__DIRECTIONS FOR THIS TASK__.
Keep only the lines where "besar" appears.

__INFORMATION SUPPLIED__.
☆ ☆ ☆ ☆ ☆ ☆ ☆

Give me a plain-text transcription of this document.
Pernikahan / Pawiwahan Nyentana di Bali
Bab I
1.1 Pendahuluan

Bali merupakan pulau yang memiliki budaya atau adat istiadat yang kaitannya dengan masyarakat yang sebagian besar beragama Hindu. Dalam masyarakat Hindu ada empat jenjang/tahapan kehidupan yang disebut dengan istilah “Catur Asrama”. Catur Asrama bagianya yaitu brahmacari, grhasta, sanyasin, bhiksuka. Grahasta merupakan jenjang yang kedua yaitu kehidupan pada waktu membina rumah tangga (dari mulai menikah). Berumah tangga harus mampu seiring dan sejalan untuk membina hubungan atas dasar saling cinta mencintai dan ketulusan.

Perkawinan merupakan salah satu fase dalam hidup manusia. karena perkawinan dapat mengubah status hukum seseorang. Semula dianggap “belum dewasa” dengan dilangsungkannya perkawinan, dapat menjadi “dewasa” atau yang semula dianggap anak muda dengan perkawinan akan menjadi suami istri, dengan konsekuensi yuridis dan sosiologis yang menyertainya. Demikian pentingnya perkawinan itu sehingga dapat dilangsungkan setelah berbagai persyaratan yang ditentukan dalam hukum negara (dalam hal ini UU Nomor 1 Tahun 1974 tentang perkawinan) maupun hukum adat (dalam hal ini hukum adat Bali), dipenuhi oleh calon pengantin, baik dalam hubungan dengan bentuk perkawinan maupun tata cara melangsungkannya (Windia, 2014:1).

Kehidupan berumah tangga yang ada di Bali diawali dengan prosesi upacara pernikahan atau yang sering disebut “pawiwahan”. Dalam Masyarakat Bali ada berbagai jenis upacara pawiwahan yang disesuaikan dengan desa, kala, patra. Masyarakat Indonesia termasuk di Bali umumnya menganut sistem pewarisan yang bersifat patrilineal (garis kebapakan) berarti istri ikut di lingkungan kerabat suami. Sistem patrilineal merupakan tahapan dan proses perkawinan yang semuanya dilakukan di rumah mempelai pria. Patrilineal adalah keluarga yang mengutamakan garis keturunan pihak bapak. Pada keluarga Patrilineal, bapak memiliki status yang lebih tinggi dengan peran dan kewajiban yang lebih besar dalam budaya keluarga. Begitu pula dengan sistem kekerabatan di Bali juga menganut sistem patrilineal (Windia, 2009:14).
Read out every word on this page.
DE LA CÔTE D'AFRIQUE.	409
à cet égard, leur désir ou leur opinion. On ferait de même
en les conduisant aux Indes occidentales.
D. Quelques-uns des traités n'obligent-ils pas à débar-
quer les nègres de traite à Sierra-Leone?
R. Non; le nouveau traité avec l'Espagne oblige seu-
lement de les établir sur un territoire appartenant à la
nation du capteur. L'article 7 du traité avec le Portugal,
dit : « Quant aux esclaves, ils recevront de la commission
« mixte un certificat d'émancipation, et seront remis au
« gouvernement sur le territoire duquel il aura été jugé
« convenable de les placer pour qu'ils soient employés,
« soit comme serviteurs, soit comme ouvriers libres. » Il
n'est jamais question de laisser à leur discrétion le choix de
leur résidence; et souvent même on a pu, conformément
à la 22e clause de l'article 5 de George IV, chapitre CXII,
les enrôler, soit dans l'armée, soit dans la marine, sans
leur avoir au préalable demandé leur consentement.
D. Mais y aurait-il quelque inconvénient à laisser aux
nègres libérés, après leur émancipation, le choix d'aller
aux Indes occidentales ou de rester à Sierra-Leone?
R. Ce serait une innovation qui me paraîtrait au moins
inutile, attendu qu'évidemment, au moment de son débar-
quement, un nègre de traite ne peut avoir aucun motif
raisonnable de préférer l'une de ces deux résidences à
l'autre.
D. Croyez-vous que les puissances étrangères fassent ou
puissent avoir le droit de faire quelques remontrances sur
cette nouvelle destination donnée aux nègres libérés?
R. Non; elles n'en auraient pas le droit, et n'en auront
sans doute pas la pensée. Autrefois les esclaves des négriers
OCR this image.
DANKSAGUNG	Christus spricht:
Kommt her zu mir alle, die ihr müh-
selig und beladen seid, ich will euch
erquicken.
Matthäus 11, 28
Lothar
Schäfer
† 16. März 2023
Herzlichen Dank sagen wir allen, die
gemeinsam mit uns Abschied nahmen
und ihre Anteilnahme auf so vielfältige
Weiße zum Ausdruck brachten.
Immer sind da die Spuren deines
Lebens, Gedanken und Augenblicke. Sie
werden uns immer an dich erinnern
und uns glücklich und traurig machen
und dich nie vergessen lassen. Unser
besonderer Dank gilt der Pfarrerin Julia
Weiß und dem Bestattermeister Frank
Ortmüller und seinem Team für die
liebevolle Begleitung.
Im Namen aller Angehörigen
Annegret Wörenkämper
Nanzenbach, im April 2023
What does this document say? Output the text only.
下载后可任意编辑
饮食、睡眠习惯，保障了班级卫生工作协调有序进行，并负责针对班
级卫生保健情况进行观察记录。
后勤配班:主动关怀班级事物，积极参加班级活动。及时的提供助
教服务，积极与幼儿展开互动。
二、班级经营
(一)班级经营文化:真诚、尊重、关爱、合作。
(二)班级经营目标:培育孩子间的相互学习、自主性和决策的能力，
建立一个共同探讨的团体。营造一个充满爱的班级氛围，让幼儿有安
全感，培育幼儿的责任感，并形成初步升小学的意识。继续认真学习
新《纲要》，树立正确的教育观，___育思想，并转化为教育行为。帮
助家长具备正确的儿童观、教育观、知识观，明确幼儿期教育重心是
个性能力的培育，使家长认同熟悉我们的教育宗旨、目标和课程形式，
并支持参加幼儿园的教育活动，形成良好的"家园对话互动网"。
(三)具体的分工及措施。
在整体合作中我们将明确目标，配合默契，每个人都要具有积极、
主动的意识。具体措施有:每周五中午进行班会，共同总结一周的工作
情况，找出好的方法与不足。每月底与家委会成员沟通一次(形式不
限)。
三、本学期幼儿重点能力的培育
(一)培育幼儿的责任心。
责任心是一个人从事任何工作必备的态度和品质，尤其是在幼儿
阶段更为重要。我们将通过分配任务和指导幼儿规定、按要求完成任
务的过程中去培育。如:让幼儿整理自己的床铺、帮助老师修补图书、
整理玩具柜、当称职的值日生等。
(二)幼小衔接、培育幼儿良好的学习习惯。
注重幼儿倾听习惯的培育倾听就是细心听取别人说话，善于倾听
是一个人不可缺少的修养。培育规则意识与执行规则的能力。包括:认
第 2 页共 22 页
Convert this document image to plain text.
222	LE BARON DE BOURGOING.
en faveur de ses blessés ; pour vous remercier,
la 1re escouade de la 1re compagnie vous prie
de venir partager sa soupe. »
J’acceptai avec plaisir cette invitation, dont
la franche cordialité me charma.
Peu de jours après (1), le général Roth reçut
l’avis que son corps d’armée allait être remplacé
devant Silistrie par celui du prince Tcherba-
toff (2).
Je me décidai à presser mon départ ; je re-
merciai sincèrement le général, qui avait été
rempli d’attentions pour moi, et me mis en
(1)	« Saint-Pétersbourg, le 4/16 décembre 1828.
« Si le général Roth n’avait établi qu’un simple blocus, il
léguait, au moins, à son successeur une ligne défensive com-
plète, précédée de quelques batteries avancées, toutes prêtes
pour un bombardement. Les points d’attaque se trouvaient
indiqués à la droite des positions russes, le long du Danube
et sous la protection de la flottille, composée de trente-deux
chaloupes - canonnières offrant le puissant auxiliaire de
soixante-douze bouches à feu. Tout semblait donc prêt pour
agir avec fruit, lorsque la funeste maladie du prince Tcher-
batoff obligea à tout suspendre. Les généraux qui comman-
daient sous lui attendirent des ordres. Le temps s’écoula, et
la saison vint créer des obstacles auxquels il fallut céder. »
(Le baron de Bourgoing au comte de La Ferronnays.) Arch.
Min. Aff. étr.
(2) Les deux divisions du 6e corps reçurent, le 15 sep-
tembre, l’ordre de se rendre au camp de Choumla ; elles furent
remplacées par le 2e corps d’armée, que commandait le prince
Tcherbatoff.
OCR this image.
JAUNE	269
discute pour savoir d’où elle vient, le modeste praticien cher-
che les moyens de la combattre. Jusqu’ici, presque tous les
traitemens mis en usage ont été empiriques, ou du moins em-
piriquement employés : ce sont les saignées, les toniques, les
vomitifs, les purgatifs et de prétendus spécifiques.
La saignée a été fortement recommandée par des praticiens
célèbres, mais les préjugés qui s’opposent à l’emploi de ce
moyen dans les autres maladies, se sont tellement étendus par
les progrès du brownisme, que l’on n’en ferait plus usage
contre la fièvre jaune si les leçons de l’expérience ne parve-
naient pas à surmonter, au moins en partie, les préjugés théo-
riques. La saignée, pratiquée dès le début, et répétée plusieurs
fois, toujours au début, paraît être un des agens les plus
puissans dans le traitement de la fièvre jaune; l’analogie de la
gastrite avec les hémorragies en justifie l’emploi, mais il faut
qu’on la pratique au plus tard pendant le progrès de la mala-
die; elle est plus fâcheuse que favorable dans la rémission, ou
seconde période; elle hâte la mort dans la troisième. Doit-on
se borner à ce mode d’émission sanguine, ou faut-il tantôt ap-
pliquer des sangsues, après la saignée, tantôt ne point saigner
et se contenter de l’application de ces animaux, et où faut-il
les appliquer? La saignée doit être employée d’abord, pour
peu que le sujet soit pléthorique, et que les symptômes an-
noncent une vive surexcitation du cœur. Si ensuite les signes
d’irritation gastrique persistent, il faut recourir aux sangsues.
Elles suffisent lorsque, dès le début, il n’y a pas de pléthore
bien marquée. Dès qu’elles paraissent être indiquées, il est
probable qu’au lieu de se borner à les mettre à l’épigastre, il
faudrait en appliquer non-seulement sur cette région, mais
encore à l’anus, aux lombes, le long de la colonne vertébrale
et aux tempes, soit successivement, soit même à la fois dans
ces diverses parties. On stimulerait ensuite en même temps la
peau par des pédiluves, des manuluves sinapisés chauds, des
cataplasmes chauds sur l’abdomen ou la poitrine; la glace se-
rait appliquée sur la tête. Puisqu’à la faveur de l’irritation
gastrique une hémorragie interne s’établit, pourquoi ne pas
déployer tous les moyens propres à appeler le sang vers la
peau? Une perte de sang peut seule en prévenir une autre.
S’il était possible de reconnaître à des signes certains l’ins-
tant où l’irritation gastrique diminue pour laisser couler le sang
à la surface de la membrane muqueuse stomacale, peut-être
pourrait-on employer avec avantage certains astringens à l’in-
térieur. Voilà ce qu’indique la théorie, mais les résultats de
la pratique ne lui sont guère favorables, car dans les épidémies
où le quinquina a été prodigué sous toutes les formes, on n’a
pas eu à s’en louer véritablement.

☆ ☆ ☆ ☆ ☆ ☆ ☆

__THE COMPLETED TASK__.
Bali merupakan pulau yang memiliki budaya atau adat istiadat yang kaitannya dengan masyarakat yang sebagian besar beragama Hindu. Dalam masyarakat Hindu ada empat jenjang/tahapan kehidupan yang disebut dengan istilah “Catur Asrama”. Catur Asrama bagianya yaitu brahmacari, grhasta, sanyasin, bhiksuka. Grahasta merupakan jenjang yang kedua yaitu kehidupan pada waktu membina rumah tangga (dari mulai menikah). Berumah tangga harus mampu seiring dan sejalan untuk membina hubungan atas dasar saling cinta mencintai dan ketulusan.
Kehidupan berumah tangga yang ada di Bali diawali dengan prosesi upacara pernikahan atau yang sering disebut “pawiwahan”. Dalam Masyarakat Bali ada berbagai jenis upacara pawiwahan yang disesuaikan dengan desa, kala, patra. Masyarakat Indonesia termasuk di Bali umumnya menganut sistem pewarisan yang bersifat patrilineal (garis kebapakan) berarti istri ikut di lingkungan kerabat suami. Sistem patrilineal merupakan tahapan dan proses perkawinan yang semuanya dilakukan di rumah mempelai pria. Patrilineal adalah keluarga yang mengutamakan garis keturunan pihak bapak. Pada keluarga Patrilineal, bapak memiliki status yang lebih tinggi dengan peran dan kewajiban yang lebih besar dalam budaya keluarga. Begitu pula dengan sistem kekerabatan di Bali juga menganut sistem patrilineal (Windia, 2009:14).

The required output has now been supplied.